Requirement
In the text on the Bradley Manning court-martial, which judge asked counsel how the court had jurisdiction over the matter?

:: Document extract ::

As was noted here back in September, several news organizations have begun a coordinated push to have the Bradley Manning court-martial "opened up" to allow the general public to access motions, briefs and rulings. The military refused (of course), inviting the press to entertain itself with near-useless FOIA requests, a clunky form of "openness" prone to inexplicable (and endless) delays when not being ignored completely.

Fortunately, the military appeals court has taken this plea for openness more seriously than the government itself, which seems to treat it as an unwelcome nuisance at best. On Wednesday, the Court of Appeals of the Armed Forces (CAAF) began looking into allegations that the government has violated First and Sixth Amendment rights in regards to free press and public trials by making all filings and transcripts inaccessible.

The CAAF had little patience with the government's insistent obfuscation but seemed unsure as to whether it could actually force a change:
Center for Constitutional Rights attorney Shayana Kadidal had barely started his opening arguments about the public's hunger for more information on the case when one of the judges interrupted him. "Counsel, how do we have the jurisdiction over this matter?" Judge Margaret Ryan asked.

:::
:: Data ::

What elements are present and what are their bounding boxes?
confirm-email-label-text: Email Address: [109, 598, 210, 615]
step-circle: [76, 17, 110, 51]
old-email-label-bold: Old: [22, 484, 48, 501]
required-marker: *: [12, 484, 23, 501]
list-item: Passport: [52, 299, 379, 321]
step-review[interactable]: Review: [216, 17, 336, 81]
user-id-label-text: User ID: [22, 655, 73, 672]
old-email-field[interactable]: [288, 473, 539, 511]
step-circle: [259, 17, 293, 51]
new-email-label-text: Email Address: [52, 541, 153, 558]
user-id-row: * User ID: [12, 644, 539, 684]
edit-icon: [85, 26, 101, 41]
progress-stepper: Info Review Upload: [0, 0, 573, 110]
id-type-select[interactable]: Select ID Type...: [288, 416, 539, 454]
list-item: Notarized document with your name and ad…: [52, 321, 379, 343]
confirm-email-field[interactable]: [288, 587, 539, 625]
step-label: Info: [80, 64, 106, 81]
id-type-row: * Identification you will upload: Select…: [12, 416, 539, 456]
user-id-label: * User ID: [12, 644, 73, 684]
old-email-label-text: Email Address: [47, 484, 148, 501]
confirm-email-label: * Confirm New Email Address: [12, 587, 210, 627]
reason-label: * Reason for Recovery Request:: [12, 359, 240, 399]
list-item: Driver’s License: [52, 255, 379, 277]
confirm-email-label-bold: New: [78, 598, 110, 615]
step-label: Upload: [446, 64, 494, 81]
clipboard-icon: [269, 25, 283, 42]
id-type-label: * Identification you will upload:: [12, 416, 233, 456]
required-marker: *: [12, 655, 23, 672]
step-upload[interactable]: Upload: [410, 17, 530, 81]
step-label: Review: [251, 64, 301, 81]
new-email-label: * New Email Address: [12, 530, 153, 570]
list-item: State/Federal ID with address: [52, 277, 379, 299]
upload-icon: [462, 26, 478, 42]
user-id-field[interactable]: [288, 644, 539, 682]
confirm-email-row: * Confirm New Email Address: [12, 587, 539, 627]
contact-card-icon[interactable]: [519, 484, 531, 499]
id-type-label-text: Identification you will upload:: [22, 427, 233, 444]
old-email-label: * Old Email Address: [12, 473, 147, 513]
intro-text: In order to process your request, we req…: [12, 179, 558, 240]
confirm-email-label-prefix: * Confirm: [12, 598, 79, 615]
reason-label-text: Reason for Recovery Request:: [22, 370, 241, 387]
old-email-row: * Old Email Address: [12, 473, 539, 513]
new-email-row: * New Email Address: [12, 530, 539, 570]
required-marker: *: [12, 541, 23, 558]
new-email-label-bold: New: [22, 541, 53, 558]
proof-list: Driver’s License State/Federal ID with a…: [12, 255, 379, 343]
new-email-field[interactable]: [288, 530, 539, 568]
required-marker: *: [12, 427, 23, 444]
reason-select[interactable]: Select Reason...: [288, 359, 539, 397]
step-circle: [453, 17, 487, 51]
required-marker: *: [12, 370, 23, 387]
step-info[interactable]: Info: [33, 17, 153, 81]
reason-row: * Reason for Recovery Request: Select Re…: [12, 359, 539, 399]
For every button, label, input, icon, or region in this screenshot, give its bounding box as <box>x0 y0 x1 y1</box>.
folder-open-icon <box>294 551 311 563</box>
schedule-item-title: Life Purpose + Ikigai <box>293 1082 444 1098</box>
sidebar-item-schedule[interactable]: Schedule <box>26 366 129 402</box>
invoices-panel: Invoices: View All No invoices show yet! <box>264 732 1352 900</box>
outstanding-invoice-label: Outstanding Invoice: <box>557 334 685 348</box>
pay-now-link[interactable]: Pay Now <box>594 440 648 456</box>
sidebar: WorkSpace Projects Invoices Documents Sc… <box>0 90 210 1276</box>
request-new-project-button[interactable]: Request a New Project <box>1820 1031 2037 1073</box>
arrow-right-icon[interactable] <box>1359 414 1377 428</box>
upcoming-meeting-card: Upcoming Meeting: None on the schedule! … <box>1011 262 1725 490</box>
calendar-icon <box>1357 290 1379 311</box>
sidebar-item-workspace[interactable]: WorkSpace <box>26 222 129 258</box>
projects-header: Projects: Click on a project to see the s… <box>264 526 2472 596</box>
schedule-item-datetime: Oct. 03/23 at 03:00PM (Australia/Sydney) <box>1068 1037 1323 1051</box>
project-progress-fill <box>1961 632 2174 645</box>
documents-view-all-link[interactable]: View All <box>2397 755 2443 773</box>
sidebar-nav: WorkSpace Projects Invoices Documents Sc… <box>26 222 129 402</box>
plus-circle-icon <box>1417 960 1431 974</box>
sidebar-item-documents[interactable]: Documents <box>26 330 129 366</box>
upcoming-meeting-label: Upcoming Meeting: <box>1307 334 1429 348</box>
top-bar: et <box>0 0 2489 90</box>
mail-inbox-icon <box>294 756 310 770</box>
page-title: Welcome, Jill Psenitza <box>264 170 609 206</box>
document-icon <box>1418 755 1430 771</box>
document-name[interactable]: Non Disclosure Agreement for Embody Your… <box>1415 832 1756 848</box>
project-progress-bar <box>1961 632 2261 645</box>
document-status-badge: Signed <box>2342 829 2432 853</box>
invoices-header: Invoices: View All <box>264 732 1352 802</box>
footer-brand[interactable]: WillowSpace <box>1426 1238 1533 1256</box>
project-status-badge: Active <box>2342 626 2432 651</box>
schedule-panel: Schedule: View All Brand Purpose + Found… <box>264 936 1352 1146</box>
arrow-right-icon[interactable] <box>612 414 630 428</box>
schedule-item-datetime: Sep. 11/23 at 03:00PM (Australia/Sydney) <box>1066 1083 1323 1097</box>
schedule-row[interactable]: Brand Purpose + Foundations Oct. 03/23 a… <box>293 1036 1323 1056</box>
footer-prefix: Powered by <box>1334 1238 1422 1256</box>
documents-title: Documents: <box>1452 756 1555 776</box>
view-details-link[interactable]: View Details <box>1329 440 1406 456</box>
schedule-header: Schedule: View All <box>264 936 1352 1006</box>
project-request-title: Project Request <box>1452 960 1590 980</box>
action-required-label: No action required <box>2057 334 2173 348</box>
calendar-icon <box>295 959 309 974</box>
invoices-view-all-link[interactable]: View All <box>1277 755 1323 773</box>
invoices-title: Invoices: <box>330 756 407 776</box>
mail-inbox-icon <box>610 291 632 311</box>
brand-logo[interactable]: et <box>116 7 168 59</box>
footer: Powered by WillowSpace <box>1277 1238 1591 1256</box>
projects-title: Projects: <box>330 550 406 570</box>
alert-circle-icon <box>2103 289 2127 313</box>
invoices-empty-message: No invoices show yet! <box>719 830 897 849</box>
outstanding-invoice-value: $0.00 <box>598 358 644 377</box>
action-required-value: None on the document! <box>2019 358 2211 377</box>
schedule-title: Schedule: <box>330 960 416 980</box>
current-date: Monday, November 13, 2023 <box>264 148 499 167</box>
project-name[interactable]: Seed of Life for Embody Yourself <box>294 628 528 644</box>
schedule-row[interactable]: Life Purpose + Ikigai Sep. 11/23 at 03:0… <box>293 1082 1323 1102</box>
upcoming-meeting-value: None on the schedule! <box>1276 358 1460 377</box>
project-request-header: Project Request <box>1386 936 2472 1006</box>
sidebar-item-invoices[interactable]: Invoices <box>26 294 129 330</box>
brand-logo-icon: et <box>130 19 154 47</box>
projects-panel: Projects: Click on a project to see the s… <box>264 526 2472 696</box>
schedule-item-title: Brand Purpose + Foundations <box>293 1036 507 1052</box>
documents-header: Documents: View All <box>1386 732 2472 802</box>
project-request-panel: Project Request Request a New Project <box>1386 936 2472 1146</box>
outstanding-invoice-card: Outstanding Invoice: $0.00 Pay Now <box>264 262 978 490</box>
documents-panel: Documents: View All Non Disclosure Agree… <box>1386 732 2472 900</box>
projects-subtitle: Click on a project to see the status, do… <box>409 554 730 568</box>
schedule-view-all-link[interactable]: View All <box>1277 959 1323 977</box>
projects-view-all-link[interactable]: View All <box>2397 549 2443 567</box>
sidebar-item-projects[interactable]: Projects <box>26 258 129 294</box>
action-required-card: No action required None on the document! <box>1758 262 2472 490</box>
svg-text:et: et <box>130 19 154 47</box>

:::

Response
Judge Margaret Ryan